━━━━━ Input records

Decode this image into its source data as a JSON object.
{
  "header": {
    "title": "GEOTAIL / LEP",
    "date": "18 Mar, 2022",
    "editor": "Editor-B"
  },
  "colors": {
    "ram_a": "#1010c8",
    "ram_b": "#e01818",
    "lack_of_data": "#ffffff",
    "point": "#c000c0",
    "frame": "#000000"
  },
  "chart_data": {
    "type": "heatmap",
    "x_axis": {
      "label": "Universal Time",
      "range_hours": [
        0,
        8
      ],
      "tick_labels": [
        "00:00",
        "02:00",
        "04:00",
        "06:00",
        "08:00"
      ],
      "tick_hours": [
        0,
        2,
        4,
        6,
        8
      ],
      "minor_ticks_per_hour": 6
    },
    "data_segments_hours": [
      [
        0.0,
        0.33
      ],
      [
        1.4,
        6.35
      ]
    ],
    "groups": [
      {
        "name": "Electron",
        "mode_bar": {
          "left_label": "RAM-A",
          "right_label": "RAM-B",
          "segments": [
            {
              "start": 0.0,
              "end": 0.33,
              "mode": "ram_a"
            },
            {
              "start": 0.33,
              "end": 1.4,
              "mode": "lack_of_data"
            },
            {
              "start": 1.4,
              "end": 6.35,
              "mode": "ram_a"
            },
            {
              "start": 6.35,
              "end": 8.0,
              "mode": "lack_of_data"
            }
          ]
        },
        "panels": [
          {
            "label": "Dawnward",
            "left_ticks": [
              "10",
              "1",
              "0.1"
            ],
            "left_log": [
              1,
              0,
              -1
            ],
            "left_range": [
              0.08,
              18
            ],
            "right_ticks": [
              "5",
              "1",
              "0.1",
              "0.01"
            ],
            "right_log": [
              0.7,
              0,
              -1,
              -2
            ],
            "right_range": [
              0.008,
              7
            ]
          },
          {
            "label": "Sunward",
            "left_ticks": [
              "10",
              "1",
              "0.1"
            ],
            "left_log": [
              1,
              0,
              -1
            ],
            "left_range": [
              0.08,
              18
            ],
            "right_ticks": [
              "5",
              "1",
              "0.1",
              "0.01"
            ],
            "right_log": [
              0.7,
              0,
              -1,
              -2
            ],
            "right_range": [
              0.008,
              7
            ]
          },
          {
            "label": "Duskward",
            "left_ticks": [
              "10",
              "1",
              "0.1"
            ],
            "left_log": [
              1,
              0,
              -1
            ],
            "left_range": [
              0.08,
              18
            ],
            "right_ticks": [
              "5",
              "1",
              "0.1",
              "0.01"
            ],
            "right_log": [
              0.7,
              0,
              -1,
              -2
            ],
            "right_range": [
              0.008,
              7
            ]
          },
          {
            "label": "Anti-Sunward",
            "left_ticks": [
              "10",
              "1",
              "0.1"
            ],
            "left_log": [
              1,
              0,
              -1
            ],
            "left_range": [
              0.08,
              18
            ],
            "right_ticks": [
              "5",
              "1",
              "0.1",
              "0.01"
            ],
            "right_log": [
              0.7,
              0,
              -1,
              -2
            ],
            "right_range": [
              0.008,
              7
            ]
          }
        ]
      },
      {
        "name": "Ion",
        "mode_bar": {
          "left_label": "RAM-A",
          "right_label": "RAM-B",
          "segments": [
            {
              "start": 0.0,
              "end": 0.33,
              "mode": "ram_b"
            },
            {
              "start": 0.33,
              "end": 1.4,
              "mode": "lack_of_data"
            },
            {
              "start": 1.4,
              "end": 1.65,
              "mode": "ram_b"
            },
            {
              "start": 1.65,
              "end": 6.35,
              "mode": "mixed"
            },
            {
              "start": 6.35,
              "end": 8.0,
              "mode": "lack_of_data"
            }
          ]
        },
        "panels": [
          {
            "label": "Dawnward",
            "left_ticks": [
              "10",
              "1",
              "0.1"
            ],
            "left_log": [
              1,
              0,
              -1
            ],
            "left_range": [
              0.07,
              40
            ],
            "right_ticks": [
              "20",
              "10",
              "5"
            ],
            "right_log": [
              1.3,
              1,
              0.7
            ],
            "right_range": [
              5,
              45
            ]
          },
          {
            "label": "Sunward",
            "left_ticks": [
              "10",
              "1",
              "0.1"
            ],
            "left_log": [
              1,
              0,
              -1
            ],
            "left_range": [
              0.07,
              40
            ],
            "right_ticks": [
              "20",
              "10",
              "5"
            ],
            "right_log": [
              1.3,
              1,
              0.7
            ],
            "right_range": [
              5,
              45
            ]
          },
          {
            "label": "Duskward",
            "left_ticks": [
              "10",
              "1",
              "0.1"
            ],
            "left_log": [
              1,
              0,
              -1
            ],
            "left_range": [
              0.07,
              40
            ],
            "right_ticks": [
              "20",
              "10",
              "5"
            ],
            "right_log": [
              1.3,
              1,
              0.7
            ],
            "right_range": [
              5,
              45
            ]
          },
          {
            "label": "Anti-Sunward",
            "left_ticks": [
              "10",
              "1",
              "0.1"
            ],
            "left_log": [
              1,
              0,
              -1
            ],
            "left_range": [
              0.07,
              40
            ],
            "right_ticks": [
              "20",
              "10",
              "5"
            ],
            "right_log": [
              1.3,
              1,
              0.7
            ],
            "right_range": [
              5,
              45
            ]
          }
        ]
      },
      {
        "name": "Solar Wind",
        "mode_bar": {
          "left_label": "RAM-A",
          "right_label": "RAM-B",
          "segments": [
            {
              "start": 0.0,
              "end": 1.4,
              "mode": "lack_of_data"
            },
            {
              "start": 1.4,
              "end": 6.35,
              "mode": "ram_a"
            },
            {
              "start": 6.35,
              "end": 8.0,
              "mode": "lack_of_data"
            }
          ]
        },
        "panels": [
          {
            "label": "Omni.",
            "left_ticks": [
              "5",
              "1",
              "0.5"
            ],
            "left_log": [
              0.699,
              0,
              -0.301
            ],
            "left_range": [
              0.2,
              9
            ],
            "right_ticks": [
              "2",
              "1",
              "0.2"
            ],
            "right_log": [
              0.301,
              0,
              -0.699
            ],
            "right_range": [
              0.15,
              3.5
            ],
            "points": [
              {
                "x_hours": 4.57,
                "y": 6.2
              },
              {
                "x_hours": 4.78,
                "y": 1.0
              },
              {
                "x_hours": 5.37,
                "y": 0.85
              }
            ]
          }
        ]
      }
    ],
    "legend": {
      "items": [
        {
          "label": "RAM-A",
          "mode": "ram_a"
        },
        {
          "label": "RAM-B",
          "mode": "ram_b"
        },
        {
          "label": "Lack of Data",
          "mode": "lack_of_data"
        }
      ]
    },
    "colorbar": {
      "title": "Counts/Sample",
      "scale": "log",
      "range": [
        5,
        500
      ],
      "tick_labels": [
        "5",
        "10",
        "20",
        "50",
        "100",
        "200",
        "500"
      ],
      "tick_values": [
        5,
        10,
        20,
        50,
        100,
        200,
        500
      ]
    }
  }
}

━━━━━━━━━━

• Written exercise: Write out every entry again, keeping each line exactly the same.

• Exercise output:
Decode this image into its source data as a JSON object.
{
  "header": {
    "title": "GEOTAIL / LEP",
    "date": "18 Mar, 2022",
    "editor": "Editor-B"
  },
  "colors": {
    "ram_a": "#1010c8",
    "ram_b": "#e01818",
    "lack_of_data": "#ffffff",
    "point": "#c000c0",
    "frame": "#000000"
  },
  "chart_data": {
    "type": "heatmap",
    "x_axis": {
      "label": "Universal Time",
      "range_hours": [
        0,
        8
      ],
      "tick_labels": [
        "00:00",
        "02:00",
        "04:00",
        "06:00",
        "08:00"
      ],
      "tick_hours": [
        0,
        2,
        4,
        6,
        8
      ],
      "minor_ticks_per_hour": 6
    },
    "data_segments_hours": [
      [
        0.0,
        0.33
      ],
      [
        1.4,
        6.35
      ]
    ],
    "groups": [
      {
        "name": "Electron",
        "mode_bar": {
          "left_label": "RAM-A",
          "right_label": "RAM-B",
          "segments": [
            {
              "start": 0.0,
              "end": 0.33,
              "mode": "ram_a"
            },
            {
              "start": 0.33,
              "end": 1.4,
              "mode": "lack_of_data"
            },
            {
              "start": 1.4,
              "end": 6.35,
              "mode": "ram_a"
            },
            {
              "start": 6.35,
              "end": 8.0,
              "mode": "lack_of_data"
            }
          ]
        },
        "panels": [
          {
            "label": "Dawnward",
            "left_ticks": [
              "10",
              "1",
              "0.1"
            ],
            "left_log": [
              1,
              0,
              -1
            ],
            "left_range": [
              0.08,
              18
            ],
            "right_ticks": [
              "5",
              "1",
              "0.1",
              "0.01"
            ],
            "right_log": [
              0.7,
              0,
              -1,
              -2
            ],
            "right_range": [
              0.008,
              7
            ]
          },
          {
            "label": "Sunward",
            "left_ticks": [
              "10",
              "1",
              "0.1"
            ],
            "left_log": [
              1,
              0,
              -1
            ],
            "left_range": [
              0.08,
              18
            ],
            "right_ticks": [
              "5",
              "1",
              "0.1",
              "0.01"
            ],
            "right_log": [
              0.7,
              0,
              -1,
              -2
            ],
            "right_range": [
              0.008,
              7
            ]
          },
          {
            "label": "Duskward",
            "left_ticks": [
              "10",
              "1",
              "0.1"
            ],
            "left_log": [
              1,
              0,
              -1
            ],
            "left_range": [
              0.08,
              18
            ],
            "right_ticks": [
              "5",
              "1",
              "0.1",
              "0.01"
            ],
            "right_log": [
              0.7,
              0,
              -1,
              -2
            ],
            "right_range": [
              0.008,
              7
            ]
          },
          {
            "label": "Anti-Sunward",
            "left_ticks": [
              "10",
              "1",
              "0.1"
            ],
            "left_log": [
              1,
              0,
              -1
            ],
            "left_range": [
              0.08,
              18
            ],
            "right_ticks": [
              "5",
              "1",
              "0.1",
              "0.01"
            ],
            "right_log": [
              0.7,
              0,
              -1,
              -2
            ],
            "right_range": [
              0.008,
              7
            ]
          }
        ]
      },
      {
        "name": "Ion",
        "mode_bar": {
          "left_label": "RAM-A",
          "right_label": "RAM-B",
          "segments": [
            {
              "start": 0.0,
              "end": 0.33,
              "mode": "ram_b"
            },
            {
              "start": 0.33,
              "end": 1.4,
              "mode": "lack_of_data"
            },
            {
              "start": 1.4,
              "end": 1.65,
              "mode": "ram_b"
            },
            {
              "start": 1.65,
              "end": 6.35,
              "mode": "mixed"
            },
            {
              "start": 6.35,
              "end": 8.0,
              "mode": "lack_of_data"
            }
          ]
        },
        "panels": [
          {
            "label": "Dawnward",
            "left_ticks": [
              "10",
              "1",
              "0.1"
            ],
            "left_log": [
              1,
              0,
              -1
            ],
            "left_range": [
              0.07,
              40
            ],
            "right_ticks": [
              "20",
              "10",
              "5"
            ],
            "right_log": [
              1.3,
              1,
              0.7
            ],
            "right_range": [
              5,
              45
            ]
          },
          {
            "label": "Sunward",
            "left_ticks": [
              "10",
              "1",
              "0.1"
            ],
            "left_log": [
              1,
              0,
              -1
            ],
            "left_range": [
              0.07,
              40
            ],
            "right_ticks": [
              "20",
              "10",
              "5"
            ],
            "right_log": [
              1.3,
              1,
              0.7
            ],
            "right_range": [
              5,
              45
            ]
          },
          {
            "label": "Duskward",
            "left_ticks": [
              "10",
              "1",
              "0.1"
            ],
            "left_log": [
              1,
              0,
              -1
            ],
            "left_range": [
              0.07,
              40
            ],
            "right_ticks": [
              "20",
              "10",
              "5"
            ],
            "right_log": [
              1.3,
              1,
              0.7
            ],
            "right_range": [
              5,
              45
            ]
          },
          {
            "label": "Anti-Sunward",
            "left_ticks": [
              "10",
              "1",
              "0.1"
            ],
            "left_log": [
              1,
              0,
              -1
            ],
            "left_range": [
              0.07,
              40
            ],
            "right_ticks": [
              "20",
              "10",
              "5"
            ],
            "right_log": [
              1.3,
              1,
              0.7
            ],
            "right_range": [
              5,
              45
            ]
          }
        ]
      },
      {
        "name": "Solar Wind",
        "mode_bar": {
          "left_label": "RAM-A",
          "right_label": "RAM-B",
          "segments": [
            {
              "start": 0.0,
              "end": 1.4,
              "mode": "lack_of_data"
            },
            {
              "start": 1.4,
              "end": 6.35,
              "mode": "ram_a"
            },
            {
              "start": 6.35,
              "end": 8.0,
              "mode": "lack_of_data"
            }
          ]
        },
        "panels": [
          {
            "label": "Omni.",
            "left_ticks": [
              "5",
              "1",
              "0.5"
            ],
            "left_log": [
              0.699,
              0,
              -0.301
            ],
            "left_range": [
              0.2,
              9
            ],
            "right_ticks": [
              "2",
              "1",
              "0.2"
            ],
            "right_log": [
              0.301,
              0,
              -0.699
            ],
            "right_range": [
              0.15,
              3.5
            ],
            "points": [
              {
                "x_hours": 4.57,
                "y": 6.2
              },
              {
                "x_hours": 4.78,
                "y": 1.0
              },
              {
                "x_hours": 5.37,
                "y": 0.85
              }
            ]
          }
        ]
      }
    ],
    "legend": {
      "items": [
        {
          "label": "RAM-A",
          "mode": "ram_a"
        },
        {
          "label": "RAM-B",
          "mode": "ram_b"
        },
        {
          "label": "Lack of Data",
          "mode": "lack_of_data"
        }
      ]
    },
    "colorbar": {
      "title": "Counts/Sample",
      "scale": "log",
      "range": [
        5,
        500
      ],
      "tick_labels": [
        "5",
        "10",
        "20",
        "50",
        "100",
        "200",
        "500"
      ],
      "tick_values": [
        5,
        10,
        20,
        50,
        100,
        200,
        500
      ]
    }
  }
}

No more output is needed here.